What needs to be done »
All lines in the data bearing the string "JSON" should be identified and copied.

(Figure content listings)
++++++++++
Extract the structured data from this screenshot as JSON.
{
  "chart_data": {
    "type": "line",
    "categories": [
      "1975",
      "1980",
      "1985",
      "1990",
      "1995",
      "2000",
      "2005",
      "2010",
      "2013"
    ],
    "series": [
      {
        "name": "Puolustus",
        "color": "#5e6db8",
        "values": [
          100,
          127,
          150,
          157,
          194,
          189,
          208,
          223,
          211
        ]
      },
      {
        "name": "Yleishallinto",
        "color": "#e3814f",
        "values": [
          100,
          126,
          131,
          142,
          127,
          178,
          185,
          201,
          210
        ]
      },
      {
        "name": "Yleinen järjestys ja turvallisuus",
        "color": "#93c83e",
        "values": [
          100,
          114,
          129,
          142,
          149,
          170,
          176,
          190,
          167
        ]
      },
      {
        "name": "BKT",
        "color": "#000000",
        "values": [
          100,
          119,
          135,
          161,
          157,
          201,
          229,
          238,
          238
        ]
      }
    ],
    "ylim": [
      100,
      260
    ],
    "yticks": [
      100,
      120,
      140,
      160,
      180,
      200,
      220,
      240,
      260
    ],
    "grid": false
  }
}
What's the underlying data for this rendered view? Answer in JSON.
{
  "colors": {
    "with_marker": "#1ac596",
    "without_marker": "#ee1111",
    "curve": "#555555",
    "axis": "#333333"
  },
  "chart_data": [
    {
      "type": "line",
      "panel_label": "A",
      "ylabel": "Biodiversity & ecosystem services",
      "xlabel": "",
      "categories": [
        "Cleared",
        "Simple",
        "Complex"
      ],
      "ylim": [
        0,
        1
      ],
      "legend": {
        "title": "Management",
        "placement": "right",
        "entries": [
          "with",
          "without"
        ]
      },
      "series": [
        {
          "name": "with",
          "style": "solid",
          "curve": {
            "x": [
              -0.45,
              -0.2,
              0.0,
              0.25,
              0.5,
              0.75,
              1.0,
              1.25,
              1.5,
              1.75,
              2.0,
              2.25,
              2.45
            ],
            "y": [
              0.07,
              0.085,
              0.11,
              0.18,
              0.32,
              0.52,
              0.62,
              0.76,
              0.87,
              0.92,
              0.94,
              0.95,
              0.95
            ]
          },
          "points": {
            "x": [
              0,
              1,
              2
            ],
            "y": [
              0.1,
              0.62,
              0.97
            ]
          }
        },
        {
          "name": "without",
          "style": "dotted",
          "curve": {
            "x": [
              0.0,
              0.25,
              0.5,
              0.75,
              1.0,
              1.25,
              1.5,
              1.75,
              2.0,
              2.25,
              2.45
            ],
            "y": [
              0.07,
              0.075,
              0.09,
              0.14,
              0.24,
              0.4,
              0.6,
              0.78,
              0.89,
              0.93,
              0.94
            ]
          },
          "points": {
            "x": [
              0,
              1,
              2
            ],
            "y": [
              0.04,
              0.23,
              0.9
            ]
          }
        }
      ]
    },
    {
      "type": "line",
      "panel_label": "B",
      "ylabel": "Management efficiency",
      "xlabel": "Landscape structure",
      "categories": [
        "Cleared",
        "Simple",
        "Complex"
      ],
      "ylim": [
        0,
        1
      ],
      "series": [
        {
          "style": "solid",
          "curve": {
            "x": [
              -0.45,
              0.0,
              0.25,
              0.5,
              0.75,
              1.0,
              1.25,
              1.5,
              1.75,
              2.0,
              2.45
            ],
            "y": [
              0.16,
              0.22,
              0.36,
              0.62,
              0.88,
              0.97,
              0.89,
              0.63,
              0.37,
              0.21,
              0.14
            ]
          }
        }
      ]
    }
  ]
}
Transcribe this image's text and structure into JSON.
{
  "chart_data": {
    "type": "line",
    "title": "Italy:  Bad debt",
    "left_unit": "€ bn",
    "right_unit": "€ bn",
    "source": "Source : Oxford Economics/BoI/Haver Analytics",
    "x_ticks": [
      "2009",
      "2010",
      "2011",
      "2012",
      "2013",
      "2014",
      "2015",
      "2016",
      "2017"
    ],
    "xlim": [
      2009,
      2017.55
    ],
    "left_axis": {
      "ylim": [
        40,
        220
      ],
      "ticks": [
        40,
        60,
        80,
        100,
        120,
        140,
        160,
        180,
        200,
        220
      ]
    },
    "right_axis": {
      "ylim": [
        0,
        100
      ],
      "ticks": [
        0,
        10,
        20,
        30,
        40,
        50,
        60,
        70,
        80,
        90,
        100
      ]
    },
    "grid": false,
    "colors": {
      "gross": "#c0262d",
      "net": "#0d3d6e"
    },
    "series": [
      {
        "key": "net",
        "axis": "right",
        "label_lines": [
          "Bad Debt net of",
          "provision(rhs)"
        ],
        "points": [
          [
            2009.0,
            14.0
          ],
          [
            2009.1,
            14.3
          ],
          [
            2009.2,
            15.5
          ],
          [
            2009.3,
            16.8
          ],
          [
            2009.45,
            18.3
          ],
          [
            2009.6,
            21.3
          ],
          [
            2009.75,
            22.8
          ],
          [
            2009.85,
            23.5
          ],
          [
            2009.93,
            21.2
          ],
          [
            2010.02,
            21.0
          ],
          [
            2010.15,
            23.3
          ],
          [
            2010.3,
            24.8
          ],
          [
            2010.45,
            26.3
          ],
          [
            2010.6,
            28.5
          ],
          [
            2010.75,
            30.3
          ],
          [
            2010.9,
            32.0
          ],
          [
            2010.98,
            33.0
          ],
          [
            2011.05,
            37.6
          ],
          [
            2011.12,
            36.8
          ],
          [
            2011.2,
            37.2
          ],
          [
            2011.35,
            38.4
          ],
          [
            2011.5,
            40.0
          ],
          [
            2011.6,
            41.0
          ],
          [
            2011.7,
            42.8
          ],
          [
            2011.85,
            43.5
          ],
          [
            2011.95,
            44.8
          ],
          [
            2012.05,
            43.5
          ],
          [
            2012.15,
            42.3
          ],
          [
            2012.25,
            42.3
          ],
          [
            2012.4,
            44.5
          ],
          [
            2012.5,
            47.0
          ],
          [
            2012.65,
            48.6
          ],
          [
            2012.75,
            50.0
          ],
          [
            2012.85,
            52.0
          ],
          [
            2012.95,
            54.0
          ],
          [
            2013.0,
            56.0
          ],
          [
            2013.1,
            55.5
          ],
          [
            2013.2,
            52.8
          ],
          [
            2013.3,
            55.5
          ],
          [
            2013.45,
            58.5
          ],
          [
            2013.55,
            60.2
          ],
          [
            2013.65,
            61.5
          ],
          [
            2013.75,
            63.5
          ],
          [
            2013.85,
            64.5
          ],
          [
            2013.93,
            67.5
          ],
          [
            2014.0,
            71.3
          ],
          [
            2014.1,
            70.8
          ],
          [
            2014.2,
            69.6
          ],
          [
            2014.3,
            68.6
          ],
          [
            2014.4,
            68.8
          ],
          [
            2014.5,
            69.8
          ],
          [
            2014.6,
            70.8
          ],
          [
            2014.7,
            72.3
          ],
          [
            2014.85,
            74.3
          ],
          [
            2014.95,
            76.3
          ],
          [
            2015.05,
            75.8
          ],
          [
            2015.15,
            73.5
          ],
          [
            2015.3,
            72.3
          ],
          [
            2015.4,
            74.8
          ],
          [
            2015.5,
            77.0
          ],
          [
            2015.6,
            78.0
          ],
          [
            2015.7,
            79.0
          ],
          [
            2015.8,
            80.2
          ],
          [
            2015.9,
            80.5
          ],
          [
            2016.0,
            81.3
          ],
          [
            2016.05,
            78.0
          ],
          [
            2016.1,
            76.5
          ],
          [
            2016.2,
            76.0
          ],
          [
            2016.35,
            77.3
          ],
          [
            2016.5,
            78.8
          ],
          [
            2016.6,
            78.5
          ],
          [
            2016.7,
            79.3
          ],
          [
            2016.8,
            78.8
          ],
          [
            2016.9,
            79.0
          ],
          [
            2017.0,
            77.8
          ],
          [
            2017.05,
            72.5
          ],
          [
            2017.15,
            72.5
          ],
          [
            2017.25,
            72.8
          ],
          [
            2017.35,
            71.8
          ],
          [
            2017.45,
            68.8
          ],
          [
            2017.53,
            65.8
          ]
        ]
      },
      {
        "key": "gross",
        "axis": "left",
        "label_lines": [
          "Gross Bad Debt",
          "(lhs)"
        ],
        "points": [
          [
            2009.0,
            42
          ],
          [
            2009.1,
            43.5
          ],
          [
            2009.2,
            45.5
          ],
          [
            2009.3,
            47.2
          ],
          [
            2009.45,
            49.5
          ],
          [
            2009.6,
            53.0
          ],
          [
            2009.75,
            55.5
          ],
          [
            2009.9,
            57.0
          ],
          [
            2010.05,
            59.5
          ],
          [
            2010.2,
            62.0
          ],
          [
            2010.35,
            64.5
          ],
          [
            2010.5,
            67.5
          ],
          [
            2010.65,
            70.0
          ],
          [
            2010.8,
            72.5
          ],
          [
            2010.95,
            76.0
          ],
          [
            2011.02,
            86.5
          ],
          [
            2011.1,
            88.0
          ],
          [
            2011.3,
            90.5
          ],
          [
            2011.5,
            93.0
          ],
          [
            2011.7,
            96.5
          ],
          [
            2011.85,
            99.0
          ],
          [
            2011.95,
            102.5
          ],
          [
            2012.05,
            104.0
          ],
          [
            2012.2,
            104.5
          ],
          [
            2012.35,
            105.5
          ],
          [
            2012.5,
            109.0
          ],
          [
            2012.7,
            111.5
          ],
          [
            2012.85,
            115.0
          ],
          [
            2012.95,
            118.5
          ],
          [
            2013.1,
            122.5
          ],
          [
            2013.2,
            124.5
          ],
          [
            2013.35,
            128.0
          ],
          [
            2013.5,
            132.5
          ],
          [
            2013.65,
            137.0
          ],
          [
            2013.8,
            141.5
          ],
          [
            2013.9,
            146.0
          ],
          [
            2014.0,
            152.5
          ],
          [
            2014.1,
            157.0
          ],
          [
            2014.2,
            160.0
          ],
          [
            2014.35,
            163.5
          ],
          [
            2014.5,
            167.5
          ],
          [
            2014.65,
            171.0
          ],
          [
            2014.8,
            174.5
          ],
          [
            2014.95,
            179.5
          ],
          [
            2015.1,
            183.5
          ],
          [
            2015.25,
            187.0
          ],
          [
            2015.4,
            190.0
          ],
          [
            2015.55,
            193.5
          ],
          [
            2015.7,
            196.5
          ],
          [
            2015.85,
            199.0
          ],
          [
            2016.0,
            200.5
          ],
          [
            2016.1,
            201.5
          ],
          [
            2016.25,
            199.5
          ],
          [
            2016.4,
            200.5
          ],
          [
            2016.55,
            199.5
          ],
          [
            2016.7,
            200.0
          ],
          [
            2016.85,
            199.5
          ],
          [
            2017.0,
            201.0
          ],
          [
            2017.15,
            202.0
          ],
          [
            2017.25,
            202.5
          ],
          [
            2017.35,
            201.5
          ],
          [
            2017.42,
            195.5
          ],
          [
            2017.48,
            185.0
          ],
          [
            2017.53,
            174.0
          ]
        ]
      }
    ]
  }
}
++++++++++
Answer to the exercise »
Extract the structured data from this screenshot as JSON.
What's the underlying data for this rendered view? Answer in JSON.
Transcribe this image's text and structure into JSON.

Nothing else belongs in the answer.